start Data for the task

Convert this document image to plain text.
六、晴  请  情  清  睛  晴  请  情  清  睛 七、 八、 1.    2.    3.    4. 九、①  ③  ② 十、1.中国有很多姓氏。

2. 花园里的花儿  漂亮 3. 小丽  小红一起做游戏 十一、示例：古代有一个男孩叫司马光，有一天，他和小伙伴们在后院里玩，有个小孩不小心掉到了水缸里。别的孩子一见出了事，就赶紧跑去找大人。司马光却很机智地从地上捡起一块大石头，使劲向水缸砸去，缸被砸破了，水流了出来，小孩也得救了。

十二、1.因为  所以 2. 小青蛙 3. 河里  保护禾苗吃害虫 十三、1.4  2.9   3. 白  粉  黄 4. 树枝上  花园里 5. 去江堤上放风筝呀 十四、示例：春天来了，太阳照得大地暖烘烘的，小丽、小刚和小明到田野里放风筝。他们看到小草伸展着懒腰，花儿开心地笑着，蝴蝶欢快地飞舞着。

end Data for the task
start Data for the task

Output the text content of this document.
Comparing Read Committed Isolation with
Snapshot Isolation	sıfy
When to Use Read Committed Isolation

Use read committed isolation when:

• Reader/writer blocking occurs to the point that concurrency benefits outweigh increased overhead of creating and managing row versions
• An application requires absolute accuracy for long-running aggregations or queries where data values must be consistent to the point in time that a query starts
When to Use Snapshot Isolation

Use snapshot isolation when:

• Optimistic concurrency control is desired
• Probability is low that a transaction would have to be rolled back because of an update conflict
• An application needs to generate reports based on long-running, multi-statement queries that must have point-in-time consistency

end Data for the task
start Data for the task

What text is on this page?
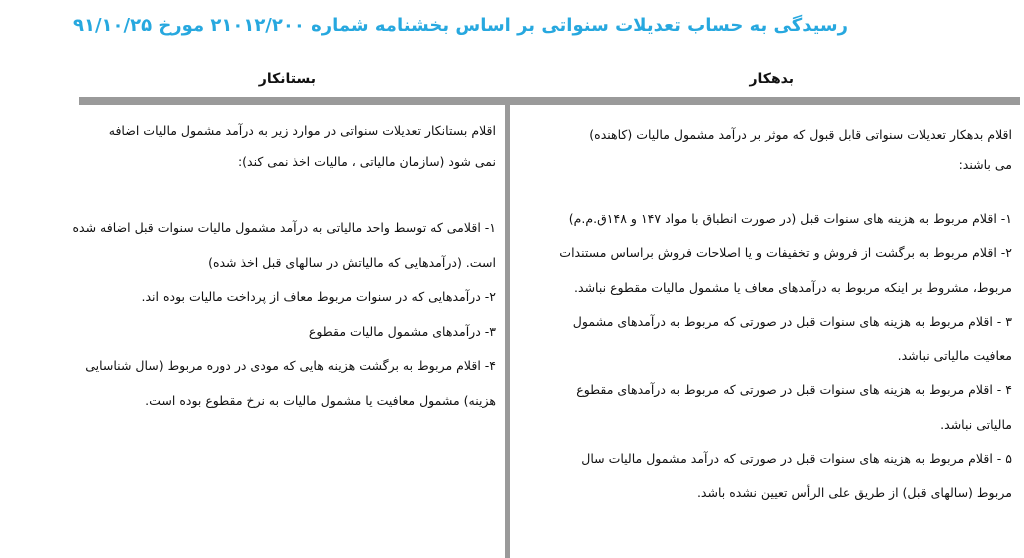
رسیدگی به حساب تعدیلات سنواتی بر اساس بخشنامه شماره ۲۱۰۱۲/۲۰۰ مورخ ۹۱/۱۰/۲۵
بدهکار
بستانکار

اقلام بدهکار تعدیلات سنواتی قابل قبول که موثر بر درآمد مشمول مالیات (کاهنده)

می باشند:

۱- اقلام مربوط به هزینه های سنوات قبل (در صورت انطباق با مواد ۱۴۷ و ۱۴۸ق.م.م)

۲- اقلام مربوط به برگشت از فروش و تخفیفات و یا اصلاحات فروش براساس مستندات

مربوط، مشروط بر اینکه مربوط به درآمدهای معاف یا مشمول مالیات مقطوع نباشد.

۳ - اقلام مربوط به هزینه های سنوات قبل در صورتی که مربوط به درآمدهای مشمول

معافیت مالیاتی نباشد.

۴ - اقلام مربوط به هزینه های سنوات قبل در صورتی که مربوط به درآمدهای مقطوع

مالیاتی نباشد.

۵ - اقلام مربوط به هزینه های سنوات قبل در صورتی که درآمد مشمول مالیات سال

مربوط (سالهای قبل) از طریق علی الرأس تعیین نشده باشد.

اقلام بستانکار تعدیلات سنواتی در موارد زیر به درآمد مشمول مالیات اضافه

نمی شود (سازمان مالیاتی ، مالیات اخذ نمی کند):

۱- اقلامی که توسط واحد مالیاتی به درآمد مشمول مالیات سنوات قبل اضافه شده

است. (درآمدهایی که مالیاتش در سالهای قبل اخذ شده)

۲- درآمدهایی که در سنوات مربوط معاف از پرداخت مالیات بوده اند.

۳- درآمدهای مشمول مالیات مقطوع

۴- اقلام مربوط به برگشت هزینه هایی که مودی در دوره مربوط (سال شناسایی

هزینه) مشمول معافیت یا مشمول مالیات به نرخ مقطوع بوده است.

end Data for the task

__The problem__
Copy out every line with the word "document".

__Task output__
Convert this document image to plain text.
Output the text content of this document.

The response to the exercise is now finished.